What the exercise asks >>
Filter the entries below, keeping every line that has the word "waiting".

Information provided >>
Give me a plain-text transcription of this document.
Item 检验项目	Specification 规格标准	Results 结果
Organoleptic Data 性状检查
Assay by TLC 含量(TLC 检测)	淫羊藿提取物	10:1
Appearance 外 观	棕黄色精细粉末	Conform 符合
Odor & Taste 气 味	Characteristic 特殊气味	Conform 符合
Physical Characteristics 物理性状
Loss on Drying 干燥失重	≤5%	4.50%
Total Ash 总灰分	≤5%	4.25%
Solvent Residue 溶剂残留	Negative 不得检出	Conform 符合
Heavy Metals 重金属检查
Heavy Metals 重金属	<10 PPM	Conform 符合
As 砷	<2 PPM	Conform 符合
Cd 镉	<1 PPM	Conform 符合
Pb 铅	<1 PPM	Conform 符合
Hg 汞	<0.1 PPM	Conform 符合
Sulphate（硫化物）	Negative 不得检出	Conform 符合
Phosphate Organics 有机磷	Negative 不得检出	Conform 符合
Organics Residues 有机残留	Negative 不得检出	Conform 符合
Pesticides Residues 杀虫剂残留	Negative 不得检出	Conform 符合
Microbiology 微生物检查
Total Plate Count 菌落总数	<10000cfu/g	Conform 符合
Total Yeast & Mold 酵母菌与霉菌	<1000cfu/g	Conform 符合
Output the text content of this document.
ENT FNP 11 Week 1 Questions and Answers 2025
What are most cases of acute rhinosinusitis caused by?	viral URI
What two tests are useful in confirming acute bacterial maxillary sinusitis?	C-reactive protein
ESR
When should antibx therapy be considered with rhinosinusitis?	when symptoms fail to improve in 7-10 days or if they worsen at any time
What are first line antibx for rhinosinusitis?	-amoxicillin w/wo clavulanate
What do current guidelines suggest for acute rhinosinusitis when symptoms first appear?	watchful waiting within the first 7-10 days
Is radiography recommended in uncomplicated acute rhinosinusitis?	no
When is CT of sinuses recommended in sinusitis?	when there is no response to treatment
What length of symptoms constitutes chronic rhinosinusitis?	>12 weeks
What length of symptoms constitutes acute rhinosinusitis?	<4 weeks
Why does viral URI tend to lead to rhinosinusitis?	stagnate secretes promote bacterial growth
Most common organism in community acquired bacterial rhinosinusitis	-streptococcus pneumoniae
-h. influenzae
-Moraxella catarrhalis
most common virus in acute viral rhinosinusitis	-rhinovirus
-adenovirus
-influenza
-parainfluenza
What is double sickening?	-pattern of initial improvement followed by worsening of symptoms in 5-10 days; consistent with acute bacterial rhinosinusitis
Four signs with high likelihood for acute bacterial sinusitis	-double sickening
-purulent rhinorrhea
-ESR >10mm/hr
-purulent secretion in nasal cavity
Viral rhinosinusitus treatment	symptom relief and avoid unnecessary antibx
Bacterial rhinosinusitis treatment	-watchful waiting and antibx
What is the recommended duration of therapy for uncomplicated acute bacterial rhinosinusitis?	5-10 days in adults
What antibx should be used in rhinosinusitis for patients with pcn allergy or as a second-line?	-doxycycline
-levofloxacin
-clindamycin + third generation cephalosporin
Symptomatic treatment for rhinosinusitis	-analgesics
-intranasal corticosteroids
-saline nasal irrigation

Result >>
What do current guidelines suggest for acute rhinosinusitis when symptoms first appear?	watchful waiting within the first 7-10 days
Bacterial rhinosinusitis treatment	-watchful waiting and antibx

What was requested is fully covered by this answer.